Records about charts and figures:
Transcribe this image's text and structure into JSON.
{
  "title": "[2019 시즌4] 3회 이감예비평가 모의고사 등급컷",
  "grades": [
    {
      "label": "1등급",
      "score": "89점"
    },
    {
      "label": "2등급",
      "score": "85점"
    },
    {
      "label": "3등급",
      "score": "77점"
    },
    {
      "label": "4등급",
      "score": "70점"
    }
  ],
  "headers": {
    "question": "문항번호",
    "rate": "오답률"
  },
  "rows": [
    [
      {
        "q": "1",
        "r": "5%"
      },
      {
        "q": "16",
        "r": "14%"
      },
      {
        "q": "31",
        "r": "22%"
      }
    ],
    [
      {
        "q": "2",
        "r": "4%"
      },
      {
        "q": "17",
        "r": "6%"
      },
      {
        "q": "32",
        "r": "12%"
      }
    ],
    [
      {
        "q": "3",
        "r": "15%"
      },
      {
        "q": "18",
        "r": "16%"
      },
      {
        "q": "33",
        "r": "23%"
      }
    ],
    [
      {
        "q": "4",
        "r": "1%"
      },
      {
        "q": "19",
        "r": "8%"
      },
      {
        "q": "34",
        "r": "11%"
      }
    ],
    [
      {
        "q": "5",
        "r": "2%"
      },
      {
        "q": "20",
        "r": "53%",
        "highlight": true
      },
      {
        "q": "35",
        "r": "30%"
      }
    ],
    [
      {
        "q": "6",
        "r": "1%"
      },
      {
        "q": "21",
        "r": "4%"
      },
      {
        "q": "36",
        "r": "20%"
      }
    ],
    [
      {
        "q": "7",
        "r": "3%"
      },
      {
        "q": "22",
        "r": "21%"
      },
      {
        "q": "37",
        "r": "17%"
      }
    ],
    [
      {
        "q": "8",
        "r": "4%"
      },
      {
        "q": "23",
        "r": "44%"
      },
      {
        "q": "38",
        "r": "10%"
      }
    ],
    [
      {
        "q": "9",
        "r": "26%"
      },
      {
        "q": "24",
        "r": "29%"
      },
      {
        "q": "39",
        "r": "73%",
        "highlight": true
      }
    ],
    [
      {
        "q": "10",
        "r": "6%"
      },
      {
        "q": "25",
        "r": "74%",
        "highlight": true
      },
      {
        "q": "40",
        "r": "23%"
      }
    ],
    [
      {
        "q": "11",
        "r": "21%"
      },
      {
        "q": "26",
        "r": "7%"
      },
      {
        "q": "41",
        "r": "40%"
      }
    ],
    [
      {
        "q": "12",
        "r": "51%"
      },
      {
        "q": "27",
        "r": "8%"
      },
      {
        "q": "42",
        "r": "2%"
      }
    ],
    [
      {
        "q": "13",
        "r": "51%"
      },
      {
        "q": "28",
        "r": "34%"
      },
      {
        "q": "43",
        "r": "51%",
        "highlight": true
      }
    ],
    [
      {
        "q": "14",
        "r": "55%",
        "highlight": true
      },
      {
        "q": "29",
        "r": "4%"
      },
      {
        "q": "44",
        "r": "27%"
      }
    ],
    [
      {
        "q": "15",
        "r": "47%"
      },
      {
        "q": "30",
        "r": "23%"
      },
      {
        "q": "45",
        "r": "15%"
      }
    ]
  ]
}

▶ _Aim_:
In the listing above, find each line with the word "score" and copy it.

▶ _Solution to this problem_:
      "score": "89점"
      "score": "85점"
      "score": "77점"
      "score": "70점"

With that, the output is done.